» Records supplied
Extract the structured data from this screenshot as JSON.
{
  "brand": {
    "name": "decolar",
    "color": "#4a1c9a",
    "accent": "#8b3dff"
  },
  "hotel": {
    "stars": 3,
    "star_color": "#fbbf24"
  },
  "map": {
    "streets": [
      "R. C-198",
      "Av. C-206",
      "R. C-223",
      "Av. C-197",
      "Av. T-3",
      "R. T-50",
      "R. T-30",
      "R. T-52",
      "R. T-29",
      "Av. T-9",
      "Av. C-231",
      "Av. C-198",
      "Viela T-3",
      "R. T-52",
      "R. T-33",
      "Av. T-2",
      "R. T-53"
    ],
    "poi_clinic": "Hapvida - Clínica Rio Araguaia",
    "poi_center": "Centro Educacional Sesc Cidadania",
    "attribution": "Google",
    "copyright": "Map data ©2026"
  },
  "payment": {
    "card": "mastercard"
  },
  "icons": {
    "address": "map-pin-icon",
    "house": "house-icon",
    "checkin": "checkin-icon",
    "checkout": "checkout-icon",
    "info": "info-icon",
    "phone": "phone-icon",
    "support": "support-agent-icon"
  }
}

» Task requirements
Pick out the lines above that hold the string "data" and show them.

» Answer below
Extract the structured data from this screenshot as JSON.
    "copyright": "Map data ©2026"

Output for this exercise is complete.